#### [What you should do]
Transcribe the data that follows precisely, omitting nothing.

★ ★ ★ ★ ★ ★ ★

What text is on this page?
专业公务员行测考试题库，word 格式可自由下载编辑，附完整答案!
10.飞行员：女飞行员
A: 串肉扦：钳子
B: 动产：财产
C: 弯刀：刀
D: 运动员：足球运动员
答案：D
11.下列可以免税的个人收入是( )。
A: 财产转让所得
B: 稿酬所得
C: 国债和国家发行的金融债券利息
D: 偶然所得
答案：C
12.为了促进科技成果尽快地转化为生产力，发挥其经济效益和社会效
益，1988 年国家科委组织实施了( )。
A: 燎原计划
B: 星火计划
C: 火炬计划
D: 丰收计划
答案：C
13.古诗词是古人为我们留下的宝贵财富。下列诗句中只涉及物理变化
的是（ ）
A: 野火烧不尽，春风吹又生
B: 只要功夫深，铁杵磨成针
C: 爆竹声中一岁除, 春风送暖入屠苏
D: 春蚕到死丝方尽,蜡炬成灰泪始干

★ ★ ★ ★ ★ ★ ★

#### [Task response]
What text is on this page?
专业公务员行测考试题库，word 格式可自由下载编辑，附完整答案!
10.飞行员：女飞行员
A: 串肉扦：钳子
B: 动产：财产
C: 弯刀：刀
D: 运动员：足球运动员
答案：D
11.下列可以免税的个人收入是( )。
A: 财产转让所得
B: 稿酬所得
C: 国债和国家发行的金融债券利息
D: 偶然所得
答案：C
12.为了促进科技成果尽快地转化为生产力，发挥其经济效益和社会效
益，1988 年国家科委组织实施了( )。
A: 燎原计划
B: 星火计划
C: 火炬计划
D: 丰收计划
答案：C
13.古诗词是古人为我们留下的宝贵财富。下列诗句中只涉及物理变化
的是（ ）
A: 野火烧不尽，春风吹又生
B: 只要功夫深，铁杵磨成针
C: 爆竹声中一岁除, 春风送暖入屠苏
D: 春蚕到死丝方尽,蜡炬成灰泪始干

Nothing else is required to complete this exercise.